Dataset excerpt
## START

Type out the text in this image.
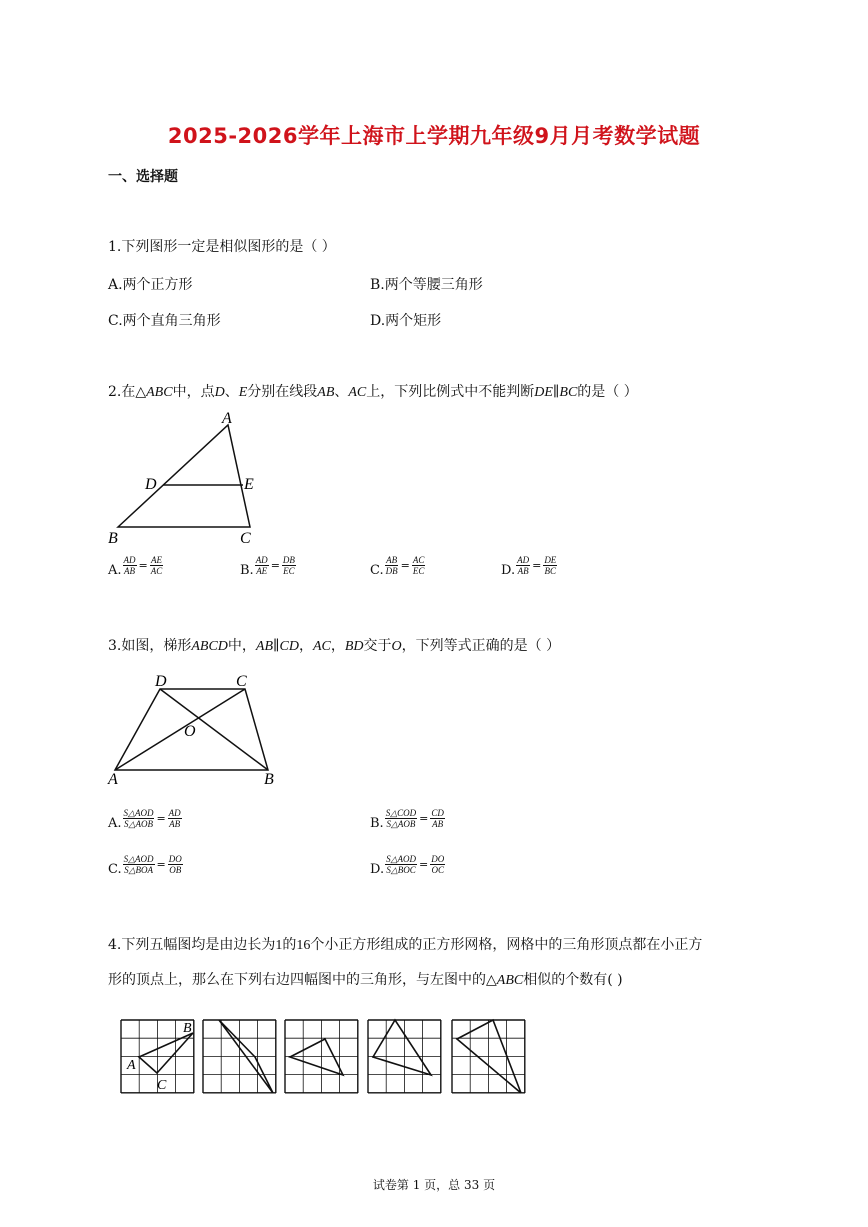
2025-2026学年上海市上学期九年级9月月考数学试题
一、选择题
1.下列图形一定是相似图形的是（ ）
A.两个正方形	B.两个等腰三角形
C.两个直角三角形	D.两个矩形
2.在△ABC中，点D、E分别在线段AB、AC上，下列比例式中不能判断DE∥BC的是（ ）
A
D	E
B	C
A. $\frac{AD}{AB} = \frac{AE}{AC}$	B. $\frac{AD}{AE} = \frac{DB}{EC}$	C. $\frac{AB}{DB} = \frac{AC}{EC}$	D. $\frac{AD}{AB} = \frac{DE}{BC}$
3.如图，梯形ABCD中，AB∥CD，AC，BD交于O，下列等式正确的是（ ）
D	C
O
A	B
A. $\frac{\text{S△AOD}}{\text{S△AOB}} = \frac{AD}{AB}$	B. $\frac{\text{S△COD}}{\text{S△AOB}} = \frac{CD}{AB}$
C. $\frac{\text{S△AOD}}{\text{S△BOA}} = \frac{DO}{OB}$	D. $\frac{\text{S△AOD}}{\text{S△BOC}} = \frac{DO}{OC}$
4.下列五幅图均是由边长为1的16个小正方形组成的正方形网格，网格中的三角形顶点都在小正方
形的顶点上，那么在下列右边四幅图中的三角形，与左图中的△ABC相似的个数有( )
A
B
C
试卷第 1 页，总 33 页
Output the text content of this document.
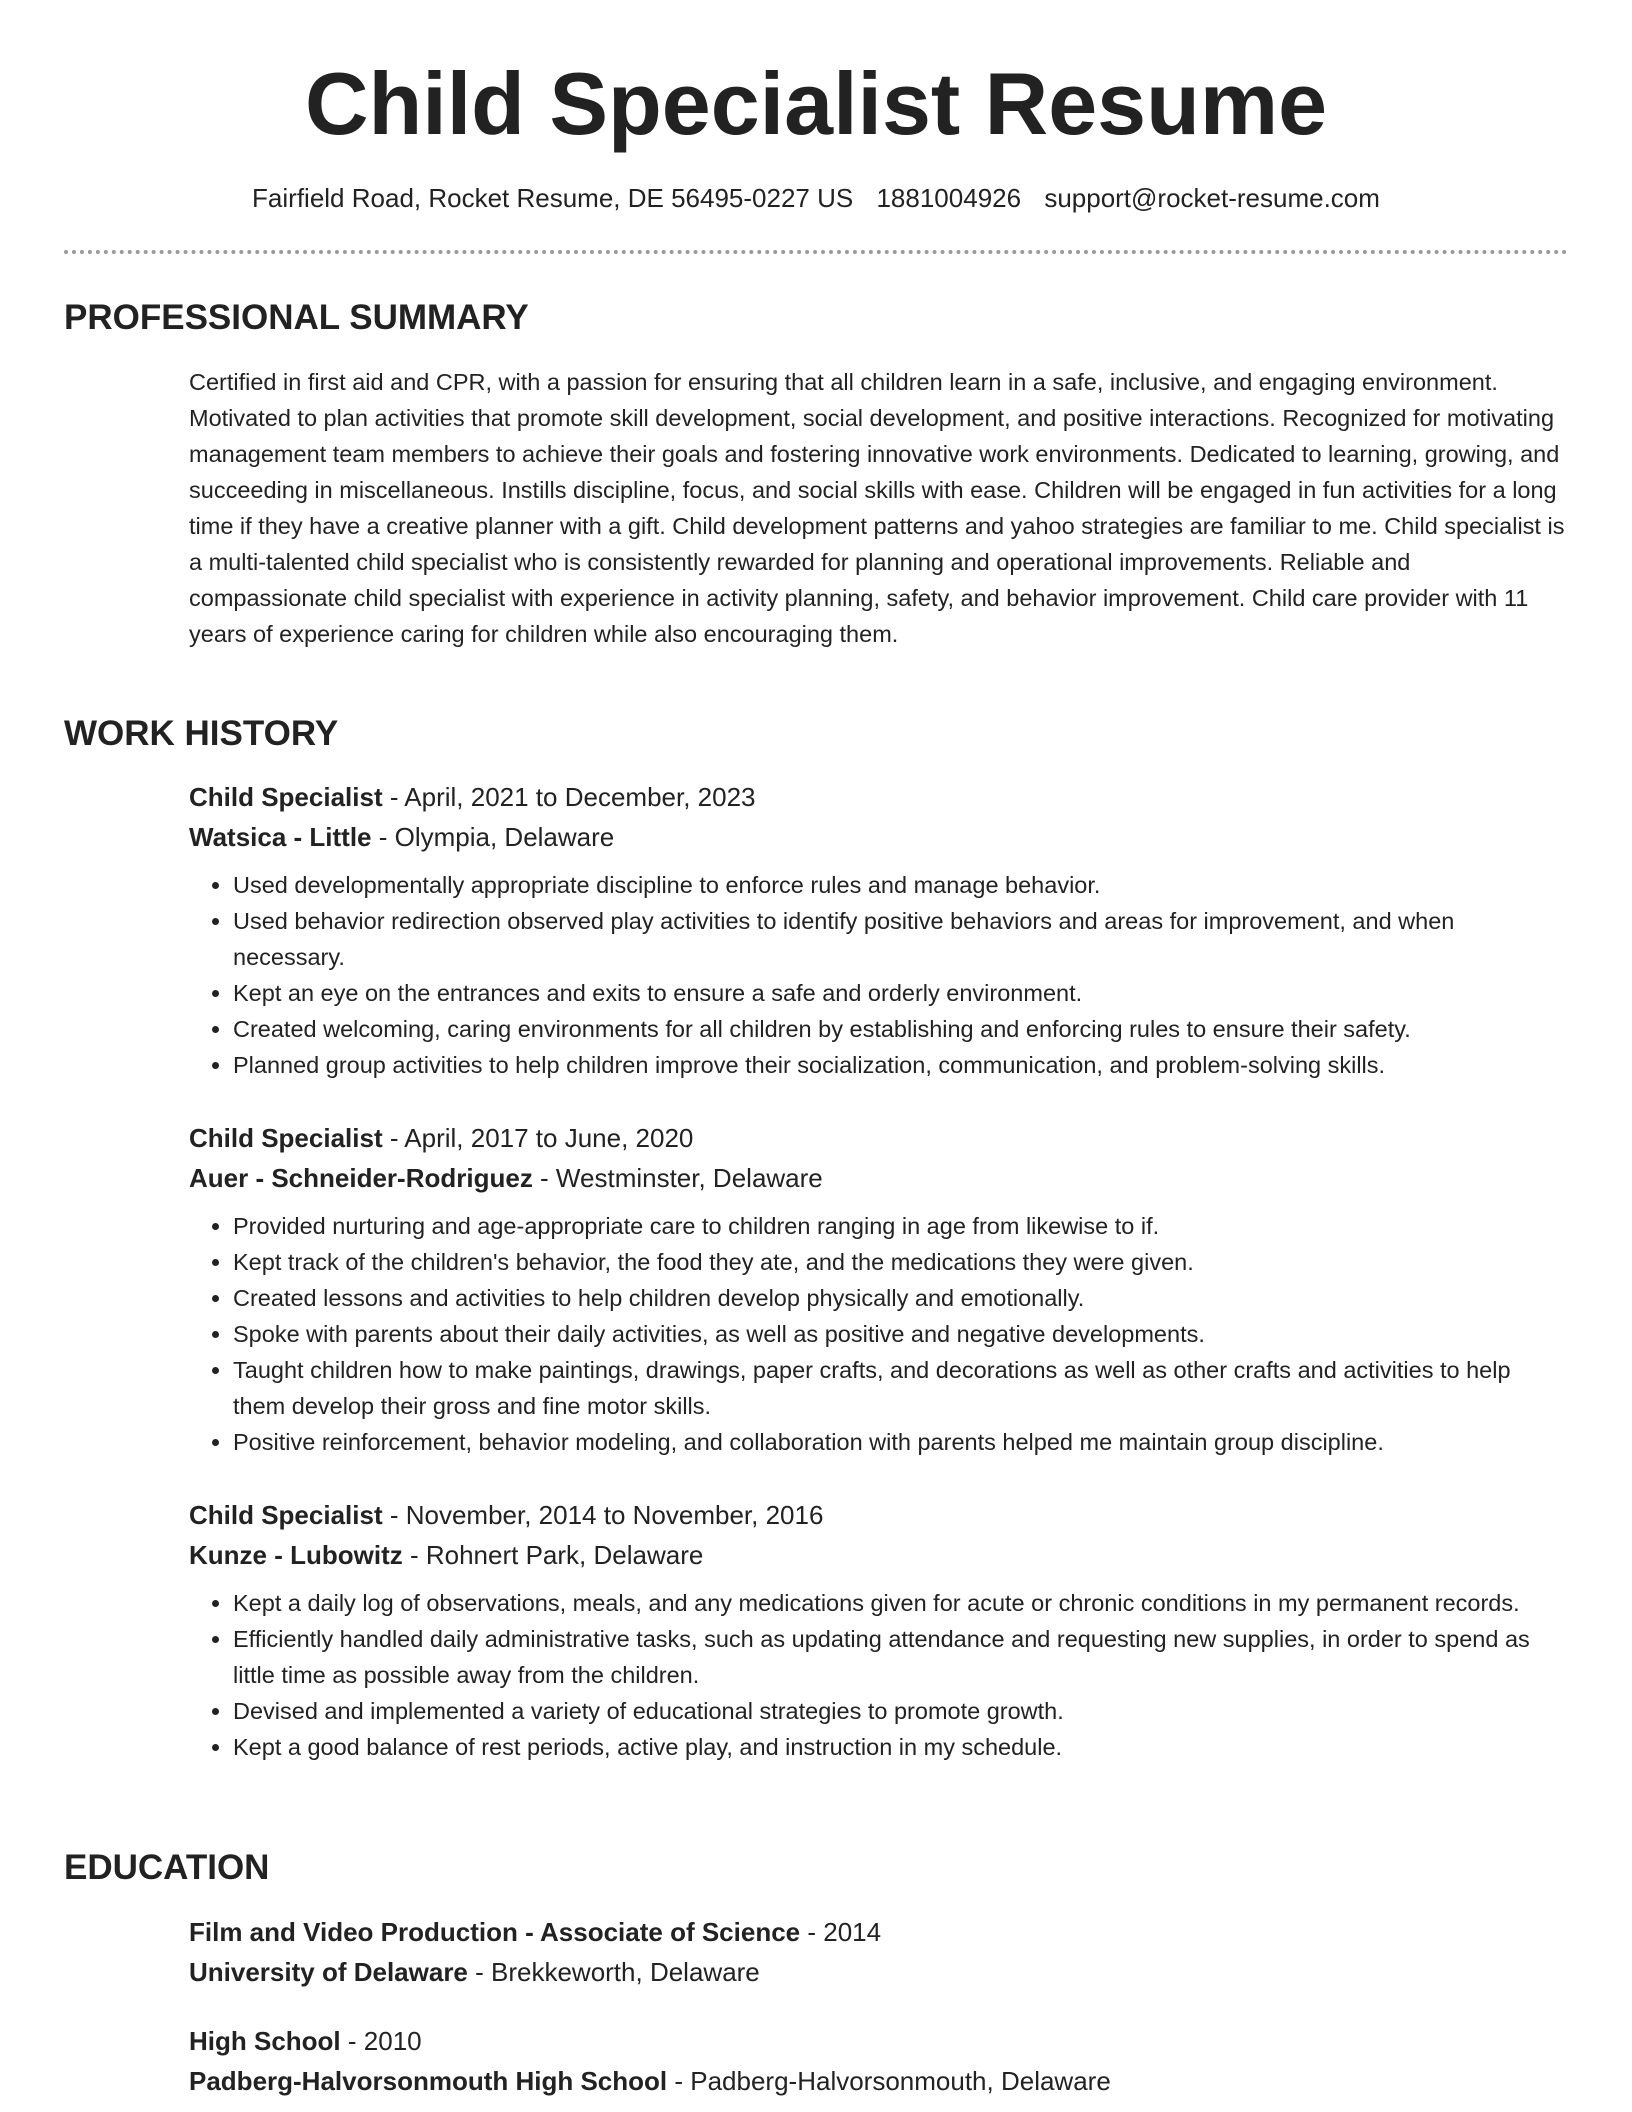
Child Specialist Resume
Fairfield Road, Rocket Resume, DE 56495-0227 US 1881004926 support@rocket-resume.com
PROFESSIONAL SUMMARY

Certified in first aid and CPR, with a passion for ensuring that all children learn in a safe, inclusive, and engaging environment. Motivated to plan activities that promote skill development, social development, and positive interactions. Recognized for motivating management team members to achieve their goals and fostering innovative work environments. Dedicated to learning, growing, and succeeding in miscellaneous. Instills discipline, focus, and social skills with ease. Children will be engaged in fun activities for a long time if they have a creative planner with a gift. Child development patterns and yahoo strategies are familiar to me. Child specialist is a multi-talented child specialist who is consistently rewarded for planning and operational improvements. Reliable and compassionate child specialist with experience in activity planning, safety, and behavior improvement. Child care provider with 11 years of experience caring for children while also encouraging them.

WORK HISTORY

Child Specialist - April, 2021 to December, 2023

Watsica - Little - Olympia, Delaware

• Used developmentally appropriate discipline to enforce rules and manage behavior.
• Used behavior redirection observed play activities to identify positive behaviors and areas for improvement, and when necessary.
• Kept an eye on the entrances and exits to ensure a safe and orderly environment.
• Created welcoming, caring environments for all children by establishing and enforcing rules to ensure their safety.
• Planned group activities to help children improve their socialization, communication, and problem-solving skills.

Child Specialist - April, 2017 to June, 2020

Auer - Schneider-Rodriguez - Westminster, Delaware

• Provided nurturing and age-appropriate care to children ranging in age from likewise to if.
• Kept track of the children's behavior, the food they ate, and the medications they were given.
• Created lessons and activities to help children develop physically and emotionally.
• Spoke with parents about their daily activities, as well as positive and negative developments.
• Taught children how to make paintings, drawings, paper crafts, and decorations as well as other crafts and activities to help them develop their gross and fine motor skills.
• Positive reinforcement, behavior modeling, and collaboration with parents helped me maintain group discipline.

Child Specialist - November, 2014 to November, 2016

Kunze - Lubowitz - Rohnert Park, Delaware

• Kept a daily log of observations, meals, and any medications given for acute or chronic conditions in my permanent records.
• Efficiently handled daily administrative tasks, such as updating attendance and requesting new supplies, in order to spend as little time as possible away from the children.
• Devised and implemented a variety of educational strategies to promote growth.
• Kept a good balance of rest periods, active play, and instruction in my schedule.
EDUCATION

Film and Video Production - Associate of Science - 2014

University of Delaware - Brekkeworth, Delaware

High School - 2010

Padberg-Halvorsonmouth High School - Padberg-Halvorsonmouth, Delaware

## END

# Exercise
Verbatim reproduction of every record is required; images are left out.

# Exercise output
Type out the text in this image.
2025-2026学年上海市上学期九年级9月月考数学试题
一、选择题
1.下列图形一定是相似图形的是（ ）
A.两个正方形	B.两个等腰三角形
C.两个直角三角形	D.两个矩形
2.在△ABC中，点D、E分别在线段AB、AC上，下列比例式中不能判断DE∥BC的是（ ）
A
D	E
B	C
A. $\frac{AD}{AB} = \frac{AE}{AC}$	B. $\frac{AD}{AE} = \frac{DB}{EC}$	C. $\frac{AB}{DB} = \frac{AC}{EC}$	D. $\frac{AD}{AB} = \frac{DE}{BC}$
3.如图，梯形ABCD中，AB∥CD，AC，BD交于O，下列等式正确的是（ ）
D	C
O
A	B
A. $\frac{\text{S△AOD}}{\text{S△AOB}} = \frac{AD}{AB}$	B. $\frac{\text{S△COD}}{\text{S△AOB}} = \frac{CD}{AB}$
C. $\frac{\text{S△AOD}}{\text{S△BOA}} = \frac{DO}{OB}$	D. $\frac{\text{S△AOD}}{\text{S△BOC}} = \frac{DO}{OC}$
4.下列五幅图均是由边长为1的16个小正方形组成的正方形网格，网格中的三角形顶点都在小正方
形的顶点上，那么在下列右边四幅图中的三角形，与左图中的△ABC相似的个数有( )
A
B
C
试卷第 1 页，总 33 页
Output the text content of this document.
Child Specialist Resume
Fairfield Road, Rocket Resume, DE 56495-0227 US 1881004926 support@rocket-resume.com
PROFESSIONAL SUMMARY

Certified in first aid and CPR, with a passion for ensuring that all children learn in a safe, inclusive, and engaging environment. Motivated to plan activities that promote skill development, social development, and positive interactions. Recognized for motivating management team members to achieve their goals and fostering innovative work environments. Dedicated to learning, growing, and succeeding in miscellaneous. Instills discipline, focus, and social skills with ease. Children will be engaged in fun activities for a long time if they have a creative planner with a gift. Child development patterns and yahoo strategies are familiar to me. Child specialist is a multi-talented child specialist who is consistently rewarded for planning and operational improvements. Reliable and compassionate child specialist with experience in activity planning, safety, and behavior improvement. Child care provider with 11 years of experience caring for children while also encouraging them.

WORK HISTORY

Child Specialist - April, 2021 to December, 2023

Watsica - Little - Olympia, Delaware

• Used developmentally appropriate discipline to enforce rules and manage behavior.
• Used behavior redirection observed play activities to identify positive behaviors and areas for improvement, and when necessary.
• Kept an eye on the entrances and exits to ensure a safe and orderly environment.
• Created welcoming, caring environments for all children by establishing and enforcing rules to ensure their safety.
• Planned group activities to help children improve their socialization, communication, and problem-solving skills.

Child Specialist - April, 2017 to June, 2020

Auer - Schneider-Rodriguez - Westminster, Delaware

• Provided nurturing and age-appropriate care to children ranging in age from likewise to if.
• Kept track of the children's behavior, the food they ate, and the medications they were given.
• Created lessons and activities to help children develop physically and emotionally.
• Spoke with parents about their daily activities, as well as positive and negative developments.
• Taught children how to make paintings, drawings, paper crafts, and decorations as well as other crafts and activities to help them develop their gross and fine motor skills.
• Positive reinforcement, behavior modeling, and collaboration with parents helped me maintain group discipline.

Child Specialist - November, 2014 to November, 2016

Kunze - Lubowitz - Rohnert Park, Delaware

• Kept a daily log of observations, meals, and any medications given for acute or chronic conditions in my permanent records.
• Efficiently handled daily administrative tasks, such as updating attendance and requesting new supplies, in order to spend as little time as possible away from the children.
• Devised and implemented a variety of educational strategies to promote growth.
• Kept a good balance of rest periods, active play, and instruction in my schedule.
EDUCATION

Film and Video Production - Associate of Science - 2014

University of Delaware - Brekkeworth, Delaware

High School - 2010

Padberg-Halvorsonmouth High School - Padberg-Halvorsonmouth, Delaware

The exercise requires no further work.